▶ Input material
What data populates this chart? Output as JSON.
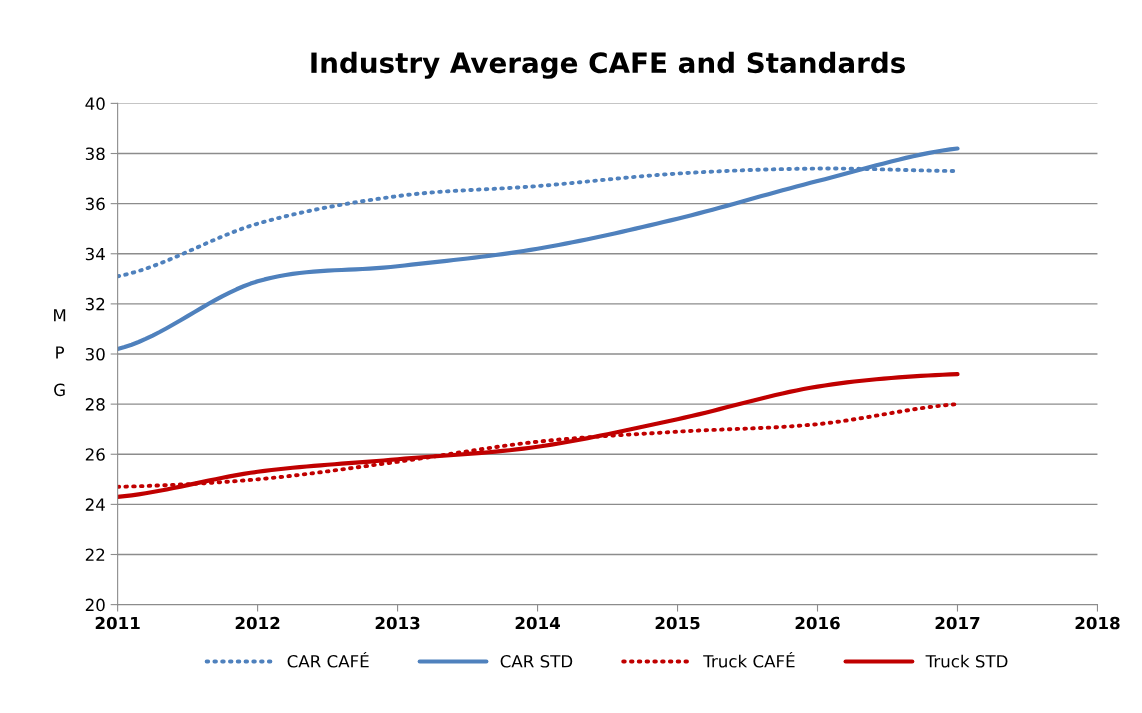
{
  "chart_data": {
    "type": "line",
    "title": "Industry Average CAFE and Standards",
    "ylabel": "MPG",
    "x": [
      2011,
      2012,
      2013,
      2014,
      2015,
      2016,
      2017
    ],
    "series": [
      {
        "name": "CAR CAFÉ",
        "color": "#4f81bd",
        "line_style": "dotted",
        "values": [
          33.1,
          35.2,
          36.3,
          36.7,
          37.2,
          37.4,
          37.3
        ]
      },
      {
        "name": "CAR STD",
        "color": "#4f81bd",
        "line_style": "solid",
        "values": [
          30.2,
          32.9,
          33.5,
          34.2,
          35.4,
          36.9,
          38.2
        ]
      },
      {
        "name": "Truck CAFÉ",
        "color": "#c00000",
        "line_style": "dotted",
        "values": [
          24.7,
          25.0,
          25.7,
          26.5,
          26.9,
          27.2,
          28.0
        ]
      },
      {
        "name": "Truck STD",
        "color": "#c00000",
        "line_style": "solid",
        "values": [
          24.3,
          25.3,
          25.8,
          26.3,
          27.4,
          28.7,
          29.2
        ]
      }
    ],
    "xlim": [
      2011,
      2018
    ],
    "xticks": [
      2011,
      2012,
      2013,
      2014,
      2015,
      2016,
      2017,
      2018
    ],
    "ylim": [
      20,
      40
    ],
    "yticks": [
      20,
      22,
      24,
      26,
      28,
      30,
      32,
      34,
      36,
      38,
      40
    ],
    "grid": "y",
    "legend": "bottom"
  }
}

▶ Problem
Leave out the pictures and print every line of the data exactly.

▶ Exercise result
What data populates this chart? Output as JSON.
{
  "chart_data": {
    "type": "line",
    "title": "Industry Average CAFE and Standards",
    "ylabel": "MPG",
    "x": [
      2011,
      2012,
      2013,
      2014,
      2015,
      2016,
      2017
    ],
    "series": [
      {
        "name": "CAR CAFÉ",
        "color": "#4f81bd",
        "line_style": "dotted",
        "values": [
          33.1,
          35.2,
          36.3,
          36.7,
          37.2,
          37.4,
          37.3
        ]
      },
      {
        "name": "CAR STD",
        "color": "#4f81bd",
        "line_style": "solid",
        "values": [
          30.2,
          32.9,
          33.5,
          34.2,
          35.4,
          36.9,
          38.2
        ]
      },
      {
        "name": "Truck CAFÉ",
        "color": "#c00000",
        "line_style": "dotted",
        "values": [
          24.7,
          25.0,
          25.7,
          26.5,
          26.9,
          27.2,
          28.0
        ]
      },
      {
        "name": "Truck STD",
        "color": "#c00000",
        "line_style": "solid",
        "values": [
          24.3,
          25.3,
          25.8,
          26.3,
          27.4,
          28.7,
          29.2
        ]
      }
    ],
    "xlim": [
      2011,
      2018
    ],
    "xticks": [
      2011,
      2012,
      2013,
      2014,
      2015,
      2016,
      2017,
      2018
    ],
    "ylim": [
      20,
      40
    ],
    "yticks": [
      20,
      22,
      24,
      26,
      28,
      30,
      32,
      34,
      36,
      38,
      40
    ],
    "grid": "y",
    "legend": "bottom"
  }
}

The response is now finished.